TRECHO SELECIONADO:
# # # #

Ali, o que comanda é o velho baile de máscaras. O poder se move por corredores e salões com mesas infinitas cheias de monitores ou baias restringindo a visão de quem ali trabalha, fantasiado de política, carregando um roteiro herdado da Revolução Industrial. O comando e controle ainda inspira executivos como se a empresa fosse uma fábrica do século passado, com cada gerente atuando como capataz de linha de produção. É uma sombra antiga, confortável em sua própria obsolescência, microgerenciando e sobrevivendo a gerações de relatórios e reuniões. Ninguém precisa de apito ou uniforme para manter a marcha: basta um organograma rígido e a velha crença de que alguém, em algum lugar, controla tudo de cima.
O problema é simples: liderança nunca foi uma pessoa. Liderança é uma ideia, uma dessas ideias que pairam no ar esperando por quem tenha coragem de encarnar, mesmo que por pouco tempo, o papel de quem aponta o caminho. O cargo é só uma cadeira, confortável e acolhedora ou mais parecida com uma cadeira elétrica conforme o clima da semana (nunca tantos CEO’s foram substituídos como de 2023 para cá).
O que importa (e diferencia os ocupantes dessas cadeiras), é a disposição de criar espaço para o grupo florescer. O líder de verdade não se agarra ao time para provar que está junto nem tenta salvar todo mundo do topo da montanha. Ele faz pela equipe o que um jardineiro faz pelo solo: tira as pedras, cuida da luz, rega quando precisa e, principalmente, sai da frente quando as plantas resolvem crescer.
Fico pensando em quem já trabalhou com um chefe que precisa controlar até a cor da caneta do estagiário. É como se o microgerenciamento fosse uma vacina contra o fracasso, mas o efeito colateral é sempre o mesmo: o time encolhe, a criatividade evapora, todo mundo aprende a fingir que trabalha para não ser notado. O vírus do controle transforma adultos em adolescentes assustados, esperando aprovação para cada passo.

# # # #

EXTRATO DE DADOS:

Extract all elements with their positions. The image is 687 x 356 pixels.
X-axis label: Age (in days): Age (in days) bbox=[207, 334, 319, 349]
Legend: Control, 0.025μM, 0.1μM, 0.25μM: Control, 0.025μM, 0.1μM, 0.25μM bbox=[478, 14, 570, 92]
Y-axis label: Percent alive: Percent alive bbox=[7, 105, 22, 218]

# # # #

INSTRUÇÕES:
[A] Reescreva o trecho sobre liderança começando em "O que importa" e terminando em "para cada passo.", trocando "jardineiro" por "agricultor".
[B] Por favor, responda: segundo o trecho sobre liderança, o que o cargo é?

RESPOSTAS:
[A]
O que importa (e diferencia os ocupantes dessas cadeiras), é a disposição de criar espaço para o grupo florescer. O líder de verdade não se agarra ao time para provar que está junto nem tenta salvar todo mundo do topo da montanha. Ele faz pela equipe o que um agricultor faz pelo solo: tira as pedras, cuida da luz, rega quando precisa e, principalmente, sai da frente quando as plantas resolvem crescer.
Fico pensando em quem já trabalhou com um chefe que precisa controlar até a cor da caneta do estagiário. É como se o microgerenciamento fosse uma vacina contra o fracasso, mas o efeito colateral é sempre o mesmo: o time encolhe, a criatividade evapora, todo mundo aprende a fingir que trabalha para não ser notado. O vírus do controle transforma adultos em adolescentes assustados, esperando aprovação para cada passo.

[B] Só uma cadeira.